* Begin Given records *
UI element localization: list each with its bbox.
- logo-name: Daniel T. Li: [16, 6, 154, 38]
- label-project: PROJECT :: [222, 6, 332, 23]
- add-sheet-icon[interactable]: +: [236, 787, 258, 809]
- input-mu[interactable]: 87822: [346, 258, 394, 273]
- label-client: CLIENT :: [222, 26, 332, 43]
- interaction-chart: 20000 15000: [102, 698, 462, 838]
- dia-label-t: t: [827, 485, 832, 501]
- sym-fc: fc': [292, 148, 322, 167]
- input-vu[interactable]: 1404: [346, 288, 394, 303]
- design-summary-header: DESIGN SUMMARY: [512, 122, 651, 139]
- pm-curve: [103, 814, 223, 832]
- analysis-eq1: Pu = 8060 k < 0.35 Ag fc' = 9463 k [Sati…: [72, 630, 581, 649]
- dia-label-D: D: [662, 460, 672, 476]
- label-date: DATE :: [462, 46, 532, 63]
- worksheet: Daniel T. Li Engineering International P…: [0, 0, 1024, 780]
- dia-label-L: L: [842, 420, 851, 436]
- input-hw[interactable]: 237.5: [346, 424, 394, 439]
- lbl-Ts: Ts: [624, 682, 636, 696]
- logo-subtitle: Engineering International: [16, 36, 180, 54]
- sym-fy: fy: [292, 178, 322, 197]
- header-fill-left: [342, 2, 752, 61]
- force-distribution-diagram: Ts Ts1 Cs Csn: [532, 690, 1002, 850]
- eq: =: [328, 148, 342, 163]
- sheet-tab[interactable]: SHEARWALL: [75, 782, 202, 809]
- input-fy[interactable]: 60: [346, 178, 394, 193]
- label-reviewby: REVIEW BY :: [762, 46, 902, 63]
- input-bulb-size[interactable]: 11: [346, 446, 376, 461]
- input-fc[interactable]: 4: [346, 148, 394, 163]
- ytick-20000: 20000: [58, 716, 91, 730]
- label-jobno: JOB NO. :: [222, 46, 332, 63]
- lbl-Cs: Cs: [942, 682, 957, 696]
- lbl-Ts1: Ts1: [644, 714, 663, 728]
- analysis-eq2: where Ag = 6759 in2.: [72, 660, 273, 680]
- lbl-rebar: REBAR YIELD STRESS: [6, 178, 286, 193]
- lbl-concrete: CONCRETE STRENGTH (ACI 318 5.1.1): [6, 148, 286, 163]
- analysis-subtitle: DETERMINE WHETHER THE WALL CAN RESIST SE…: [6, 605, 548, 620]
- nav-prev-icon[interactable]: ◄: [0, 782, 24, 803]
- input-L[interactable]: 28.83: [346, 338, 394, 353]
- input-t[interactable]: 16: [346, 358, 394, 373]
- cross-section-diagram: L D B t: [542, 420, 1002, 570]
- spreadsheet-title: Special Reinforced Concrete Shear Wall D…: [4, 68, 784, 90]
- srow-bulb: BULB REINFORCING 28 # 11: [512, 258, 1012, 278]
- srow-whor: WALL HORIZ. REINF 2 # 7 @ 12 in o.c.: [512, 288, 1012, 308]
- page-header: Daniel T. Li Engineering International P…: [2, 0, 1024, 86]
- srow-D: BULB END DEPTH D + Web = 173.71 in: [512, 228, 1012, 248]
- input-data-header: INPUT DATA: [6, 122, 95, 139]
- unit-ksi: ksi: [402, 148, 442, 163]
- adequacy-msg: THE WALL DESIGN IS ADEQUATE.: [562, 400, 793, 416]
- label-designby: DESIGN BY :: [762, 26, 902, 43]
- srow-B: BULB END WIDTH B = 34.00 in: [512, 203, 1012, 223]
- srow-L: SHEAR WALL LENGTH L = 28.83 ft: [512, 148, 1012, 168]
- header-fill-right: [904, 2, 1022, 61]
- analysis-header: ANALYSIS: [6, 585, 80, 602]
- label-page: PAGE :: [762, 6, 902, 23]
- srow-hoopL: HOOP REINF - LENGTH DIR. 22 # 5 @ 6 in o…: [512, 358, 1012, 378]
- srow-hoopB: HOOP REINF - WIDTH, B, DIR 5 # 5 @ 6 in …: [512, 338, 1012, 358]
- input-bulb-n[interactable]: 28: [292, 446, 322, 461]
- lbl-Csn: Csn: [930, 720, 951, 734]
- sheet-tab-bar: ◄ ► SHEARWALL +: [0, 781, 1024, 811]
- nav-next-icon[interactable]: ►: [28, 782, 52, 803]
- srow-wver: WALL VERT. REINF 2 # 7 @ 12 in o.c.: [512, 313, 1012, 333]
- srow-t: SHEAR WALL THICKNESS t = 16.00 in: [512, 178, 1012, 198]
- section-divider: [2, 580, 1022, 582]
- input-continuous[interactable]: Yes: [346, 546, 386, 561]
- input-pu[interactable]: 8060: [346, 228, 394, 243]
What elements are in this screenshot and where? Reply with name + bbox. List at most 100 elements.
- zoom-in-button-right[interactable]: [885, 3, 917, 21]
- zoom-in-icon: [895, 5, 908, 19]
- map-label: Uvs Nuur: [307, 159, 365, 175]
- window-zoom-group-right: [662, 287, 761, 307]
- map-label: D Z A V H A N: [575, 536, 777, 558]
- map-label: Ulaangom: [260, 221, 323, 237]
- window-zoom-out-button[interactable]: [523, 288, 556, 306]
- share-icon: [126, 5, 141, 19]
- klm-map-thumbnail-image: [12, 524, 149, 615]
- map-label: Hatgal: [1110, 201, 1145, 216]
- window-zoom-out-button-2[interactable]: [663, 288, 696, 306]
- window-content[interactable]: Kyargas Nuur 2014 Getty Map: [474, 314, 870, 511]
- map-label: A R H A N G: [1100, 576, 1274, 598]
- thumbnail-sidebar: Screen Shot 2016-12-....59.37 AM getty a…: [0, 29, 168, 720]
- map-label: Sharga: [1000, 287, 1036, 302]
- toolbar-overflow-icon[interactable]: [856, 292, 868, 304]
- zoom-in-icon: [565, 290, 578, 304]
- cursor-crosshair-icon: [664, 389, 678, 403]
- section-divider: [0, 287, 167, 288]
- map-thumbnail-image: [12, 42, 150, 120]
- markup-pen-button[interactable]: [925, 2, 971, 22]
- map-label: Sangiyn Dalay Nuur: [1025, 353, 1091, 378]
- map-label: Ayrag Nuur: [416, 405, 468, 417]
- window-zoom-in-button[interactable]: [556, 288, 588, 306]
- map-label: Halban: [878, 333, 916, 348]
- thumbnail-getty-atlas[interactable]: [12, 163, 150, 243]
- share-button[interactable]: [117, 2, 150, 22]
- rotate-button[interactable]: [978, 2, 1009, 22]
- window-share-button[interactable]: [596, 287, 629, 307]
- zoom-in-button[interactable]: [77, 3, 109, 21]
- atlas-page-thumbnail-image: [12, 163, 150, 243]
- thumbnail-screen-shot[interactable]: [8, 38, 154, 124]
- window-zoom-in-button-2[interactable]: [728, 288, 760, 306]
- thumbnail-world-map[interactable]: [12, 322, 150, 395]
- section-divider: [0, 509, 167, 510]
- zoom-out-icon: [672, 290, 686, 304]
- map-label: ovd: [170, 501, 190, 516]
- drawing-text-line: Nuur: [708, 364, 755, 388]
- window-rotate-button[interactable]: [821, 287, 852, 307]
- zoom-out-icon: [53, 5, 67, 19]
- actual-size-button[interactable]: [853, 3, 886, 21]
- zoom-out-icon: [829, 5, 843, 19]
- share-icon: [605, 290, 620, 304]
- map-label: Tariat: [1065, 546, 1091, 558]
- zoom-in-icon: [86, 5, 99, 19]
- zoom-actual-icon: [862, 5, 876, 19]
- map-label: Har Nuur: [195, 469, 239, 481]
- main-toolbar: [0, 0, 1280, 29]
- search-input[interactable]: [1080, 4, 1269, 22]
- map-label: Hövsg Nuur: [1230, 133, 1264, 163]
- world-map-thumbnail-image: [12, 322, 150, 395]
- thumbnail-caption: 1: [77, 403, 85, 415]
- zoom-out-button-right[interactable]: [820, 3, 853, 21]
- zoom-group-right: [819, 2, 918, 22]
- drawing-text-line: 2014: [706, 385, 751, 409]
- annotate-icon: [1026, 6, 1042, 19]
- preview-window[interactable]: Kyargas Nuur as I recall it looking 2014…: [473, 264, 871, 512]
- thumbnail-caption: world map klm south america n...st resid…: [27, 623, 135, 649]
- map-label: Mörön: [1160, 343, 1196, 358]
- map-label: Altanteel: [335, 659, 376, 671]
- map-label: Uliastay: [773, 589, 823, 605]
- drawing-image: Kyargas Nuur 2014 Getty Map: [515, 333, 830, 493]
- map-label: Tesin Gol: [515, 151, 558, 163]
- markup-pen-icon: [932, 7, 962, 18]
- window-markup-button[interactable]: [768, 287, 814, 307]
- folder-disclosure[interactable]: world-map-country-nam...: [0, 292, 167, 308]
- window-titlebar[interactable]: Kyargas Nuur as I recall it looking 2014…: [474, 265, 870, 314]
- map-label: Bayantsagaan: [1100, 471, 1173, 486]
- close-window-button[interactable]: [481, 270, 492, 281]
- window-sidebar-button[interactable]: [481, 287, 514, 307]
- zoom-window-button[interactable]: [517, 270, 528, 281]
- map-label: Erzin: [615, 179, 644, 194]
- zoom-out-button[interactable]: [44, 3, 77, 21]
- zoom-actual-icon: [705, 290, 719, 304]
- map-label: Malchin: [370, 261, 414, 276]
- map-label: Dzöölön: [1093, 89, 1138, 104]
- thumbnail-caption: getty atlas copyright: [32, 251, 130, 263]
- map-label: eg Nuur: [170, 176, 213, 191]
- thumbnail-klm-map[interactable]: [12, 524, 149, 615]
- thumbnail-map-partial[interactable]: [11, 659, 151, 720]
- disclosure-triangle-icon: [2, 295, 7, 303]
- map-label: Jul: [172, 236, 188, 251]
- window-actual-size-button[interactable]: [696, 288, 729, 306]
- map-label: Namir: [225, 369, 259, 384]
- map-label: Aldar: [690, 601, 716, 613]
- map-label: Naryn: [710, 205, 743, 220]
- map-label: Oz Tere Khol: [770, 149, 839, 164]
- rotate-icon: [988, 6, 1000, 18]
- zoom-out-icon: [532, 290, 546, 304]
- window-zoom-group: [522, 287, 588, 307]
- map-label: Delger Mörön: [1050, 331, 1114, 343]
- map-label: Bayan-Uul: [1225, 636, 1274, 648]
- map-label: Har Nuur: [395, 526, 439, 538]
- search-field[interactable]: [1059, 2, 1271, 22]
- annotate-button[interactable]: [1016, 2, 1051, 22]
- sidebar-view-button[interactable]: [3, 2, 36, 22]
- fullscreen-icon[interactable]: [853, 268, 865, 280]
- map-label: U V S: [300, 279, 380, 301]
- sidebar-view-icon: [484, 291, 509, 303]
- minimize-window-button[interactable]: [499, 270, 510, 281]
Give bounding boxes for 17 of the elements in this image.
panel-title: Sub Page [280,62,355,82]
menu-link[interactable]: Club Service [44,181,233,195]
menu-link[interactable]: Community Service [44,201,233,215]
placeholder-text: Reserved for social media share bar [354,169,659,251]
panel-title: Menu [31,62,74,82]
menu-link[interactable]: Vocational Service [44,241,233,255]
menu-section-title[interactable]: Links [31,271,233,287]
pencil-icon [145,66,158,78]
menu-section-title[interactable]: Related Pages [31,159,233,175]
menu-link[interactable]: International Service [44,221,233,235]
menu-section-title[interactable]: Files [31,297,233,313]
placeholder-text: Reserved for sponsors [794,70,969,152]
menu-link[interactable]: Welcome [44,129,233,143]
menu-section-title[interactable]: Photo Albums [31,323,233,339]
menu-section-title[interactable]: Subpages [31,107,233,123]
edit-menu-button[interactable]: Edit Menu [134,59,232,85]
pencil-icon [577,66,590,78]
* End Given records *
* What you will do *
Convert the lines from the start of the items through the line containing "- analysis-eq1: Pu", including that line, into a Markdown table with the columns Row and Line, leaving out blank lines.

* Problem solution *
| Row | Line |
|---|---|
| 1 | UI element localization: list each with its bbox. |
| 2 | - logo-name: Daniel T. Li: [16, 6, 154, 38] |
| 3 | - label-project: PROJECT :: [222, 6, 332, 23] |
| 4 | - add-sheet-icon[interactable]: +: [236, 787, 258, 809] |
| 5 | - input-mu[interactable]: 87822: [346, 258, 394, 273] |
| 6 | - label-client: CLIENT :: [222, 26, 332, 43] |
| 7 | - interaction-chart: 20000 15000: [102, 698, 462, 838] |
| 8 | - dia-label-t: t: [827, 485, 832, 501] |
| 9 | - sym-fc: fc': [292, 148, 322, 167] |
| 10 | - input-vu[interactable]: 1404: [346, 288, 394, 303] |
| 11 | - design-summary-header: DESIGN SUMMARY: [512, 122, 651, 139] |
| 12 | - pm-curve: [103, 814, 223, 832] |
| 13 | - analysis-eq1: Pu = 8060 k < 0.35 Ag fc' = 9463 k [Sati…: [72, 630, 581, 649] |